> Task to complete: Using the data below, copy each line that includes the word "recessions".

> Data lines:
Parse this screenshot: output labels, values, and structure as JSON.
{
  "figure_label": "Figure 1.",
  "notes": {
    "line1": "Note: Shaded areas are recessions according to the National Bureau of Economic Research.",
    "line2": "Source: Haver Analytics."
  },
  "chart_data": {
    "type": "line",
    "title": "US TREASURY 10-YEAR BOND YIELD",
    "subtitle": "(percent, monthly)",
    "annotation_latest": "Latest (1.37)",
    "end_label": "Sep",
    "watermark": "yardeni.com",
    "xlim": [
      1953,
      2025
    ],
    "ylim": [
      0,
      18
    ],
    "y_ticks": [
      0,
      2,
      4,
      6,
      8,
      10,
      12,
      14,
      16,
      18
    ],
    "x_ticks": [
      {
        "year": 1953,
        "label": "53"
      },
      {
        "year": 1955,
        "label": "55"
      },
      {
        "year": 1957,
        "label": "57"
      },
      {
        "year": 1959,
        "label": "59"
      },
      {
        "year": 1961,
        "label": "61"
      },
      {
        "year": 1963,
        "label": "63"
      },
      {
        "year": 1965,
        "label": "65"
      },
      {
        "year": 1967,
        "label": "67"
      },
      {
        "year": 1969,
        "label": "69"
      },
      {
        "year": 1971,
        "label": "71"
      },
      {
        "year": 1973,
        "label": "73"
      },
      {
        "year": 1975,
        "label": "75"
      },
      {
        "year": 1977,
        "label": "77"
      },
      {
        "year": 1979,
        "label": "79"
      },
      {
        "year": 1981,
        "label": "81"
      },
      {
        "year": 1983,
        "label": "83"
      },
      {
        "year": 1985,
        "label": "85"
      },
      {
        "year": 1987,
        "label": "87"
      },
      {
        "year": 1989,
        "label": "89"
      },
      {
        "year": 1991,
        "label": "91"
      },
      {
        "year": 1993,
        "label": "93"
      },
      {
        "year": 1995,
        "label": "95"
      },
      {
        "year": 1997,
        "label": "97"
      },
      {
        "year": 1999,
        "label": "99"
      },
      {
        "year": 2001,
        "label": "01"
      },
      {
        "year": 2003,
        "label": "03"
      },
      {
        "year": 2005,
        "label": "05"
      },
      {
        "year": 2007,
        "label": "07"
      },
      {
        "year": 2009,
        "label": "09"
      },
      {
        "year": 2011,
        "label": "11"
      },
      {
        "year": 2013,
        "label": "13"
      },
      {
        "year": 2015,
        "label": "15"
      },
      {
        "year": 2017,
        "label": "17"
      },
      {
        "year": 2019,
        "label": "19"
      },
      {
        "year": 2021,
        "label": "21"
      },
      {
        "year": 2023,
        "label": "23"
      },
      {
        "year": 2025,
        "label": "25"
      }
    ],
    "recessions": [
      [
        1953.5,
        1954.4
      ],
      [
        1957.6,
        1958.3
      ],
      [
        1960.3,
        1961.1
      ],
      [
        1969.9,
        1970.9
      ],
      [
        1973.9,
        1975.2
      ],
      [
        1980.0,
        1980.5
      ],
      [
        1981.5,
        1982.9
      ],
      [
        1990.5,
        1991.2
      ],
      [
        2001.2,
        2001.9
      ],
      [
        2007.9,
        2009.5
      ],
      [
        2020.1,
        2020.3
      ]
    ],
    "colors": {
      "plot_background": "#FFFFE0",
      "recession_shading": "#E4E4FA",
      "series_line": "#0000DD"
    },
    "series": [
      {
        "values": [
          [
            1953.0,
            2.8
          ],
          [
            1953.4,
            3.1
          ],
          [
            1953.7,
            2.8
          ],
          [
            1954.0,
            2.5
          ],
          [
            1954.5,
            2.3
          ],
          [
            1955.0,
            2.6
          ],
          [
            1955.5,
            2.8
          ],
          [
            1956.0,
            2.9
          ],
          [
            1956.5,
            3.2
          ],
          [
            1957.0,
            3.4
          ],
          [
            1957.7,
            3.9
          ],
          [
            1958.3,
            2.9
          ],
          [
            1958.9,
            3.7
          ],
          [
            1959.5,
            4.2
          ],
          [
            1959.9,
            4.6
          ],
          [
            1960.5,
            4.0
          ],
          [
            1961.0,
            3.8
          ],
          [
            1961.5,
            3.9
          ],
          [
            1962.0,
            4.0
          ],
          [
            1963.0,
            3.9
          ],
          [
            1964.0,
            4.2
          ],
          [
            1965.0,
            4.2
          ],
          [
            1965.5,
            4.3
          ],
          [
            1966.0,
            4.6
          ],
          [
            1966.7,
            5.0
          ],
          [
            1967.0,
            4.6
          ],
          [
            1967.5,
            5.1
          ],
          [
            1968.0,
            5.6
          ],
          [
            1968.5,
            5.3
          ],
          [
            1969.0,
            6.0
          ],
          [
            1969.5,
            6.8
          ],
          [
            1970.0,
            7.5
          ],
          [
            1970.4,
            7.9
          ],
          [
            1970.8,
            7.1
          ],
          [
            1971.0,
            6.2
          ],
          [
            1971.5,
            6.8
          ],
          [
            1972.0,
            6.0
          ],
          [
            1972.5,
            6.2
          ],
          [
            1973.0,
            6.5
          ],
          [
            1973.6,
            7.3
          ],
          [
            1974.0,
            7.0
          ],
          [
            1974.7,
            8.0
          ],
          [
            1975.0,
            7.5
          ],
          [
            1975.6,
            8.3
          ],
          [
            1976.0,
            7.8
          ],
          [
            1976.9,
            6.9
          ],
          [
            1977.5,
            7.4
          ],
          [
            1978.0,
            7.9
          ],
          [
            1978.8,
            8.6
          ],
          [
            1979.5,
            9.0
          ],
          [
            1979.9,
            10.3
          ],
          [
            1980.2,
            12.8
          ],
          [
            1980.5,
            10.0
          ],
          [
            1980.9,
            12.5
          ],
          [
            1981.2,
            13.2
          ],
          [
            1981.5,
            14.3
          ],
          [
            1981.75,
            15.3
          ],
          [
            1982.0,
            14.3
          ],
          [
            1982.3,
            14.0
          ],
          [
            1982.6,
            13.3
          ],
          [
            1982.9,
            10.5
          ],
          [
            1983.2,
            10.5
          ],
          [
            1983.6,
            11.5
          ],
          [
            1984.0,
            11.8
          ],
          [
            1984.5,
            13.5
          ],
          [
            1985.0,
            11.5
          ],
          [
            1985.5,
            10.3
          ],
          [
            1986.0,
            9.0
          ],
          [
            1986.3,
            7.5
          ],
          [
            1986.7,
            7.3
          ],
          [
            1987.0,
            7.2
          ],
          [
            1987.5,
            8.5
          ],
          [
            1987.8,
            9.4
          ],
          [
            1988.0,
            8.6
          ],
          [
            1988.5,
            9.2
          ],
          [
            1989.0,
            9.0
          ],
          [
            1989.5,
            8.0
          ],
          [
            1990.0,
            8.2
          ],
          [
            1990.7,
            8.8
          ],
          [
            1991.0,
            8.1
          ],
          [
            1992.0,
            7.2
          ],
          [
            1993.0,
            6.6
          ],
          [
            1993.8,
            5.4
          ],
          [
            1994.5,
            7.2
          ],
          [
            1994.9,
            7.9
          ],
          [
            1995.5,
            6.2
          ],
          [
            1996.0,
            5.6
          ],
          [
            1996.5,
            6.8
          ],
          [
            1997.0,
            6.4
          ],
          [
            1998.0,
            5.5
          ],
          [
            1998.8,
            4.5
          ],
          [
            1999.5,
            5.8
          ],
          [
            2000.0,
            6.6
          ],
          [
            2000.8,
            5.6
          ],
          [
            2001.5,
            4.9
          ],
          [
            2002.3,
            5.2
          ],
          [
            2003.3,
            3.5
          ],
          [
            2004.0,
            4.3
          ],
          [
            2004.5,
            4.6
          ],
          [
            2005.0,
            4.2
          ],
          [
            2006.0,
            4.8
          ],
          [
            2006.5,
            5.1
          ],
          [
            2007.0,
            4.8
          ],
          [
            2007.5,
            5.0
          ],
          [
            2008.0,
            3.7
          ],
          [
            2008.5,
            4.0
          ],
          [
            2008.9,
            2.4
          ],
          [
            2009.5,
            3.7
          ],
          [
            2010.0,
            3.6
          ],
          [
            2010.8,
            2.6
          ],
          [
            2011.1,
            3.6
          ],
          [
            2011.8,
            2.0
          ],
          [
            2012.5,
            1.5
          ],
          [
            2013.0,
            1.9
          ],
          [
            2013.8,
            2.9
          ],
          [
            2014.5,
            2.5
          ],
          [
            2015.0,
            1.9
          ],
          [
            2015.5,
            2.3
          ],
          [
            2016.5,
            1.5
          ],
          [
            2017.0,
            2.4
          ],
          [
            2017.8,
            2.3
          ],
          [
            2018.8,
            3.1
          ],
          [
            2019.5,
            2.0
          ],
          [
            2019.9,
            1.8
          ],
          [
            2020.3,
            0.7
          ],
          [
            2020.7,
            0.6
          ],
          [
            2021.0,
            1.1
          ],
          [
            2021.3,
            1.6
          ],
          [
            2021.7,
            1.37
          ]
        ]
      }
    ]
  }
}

> Task response:
    "line1": "Note: Shaded areas are recessions according to the National Bureau of Economic Research.",
    "recessions": [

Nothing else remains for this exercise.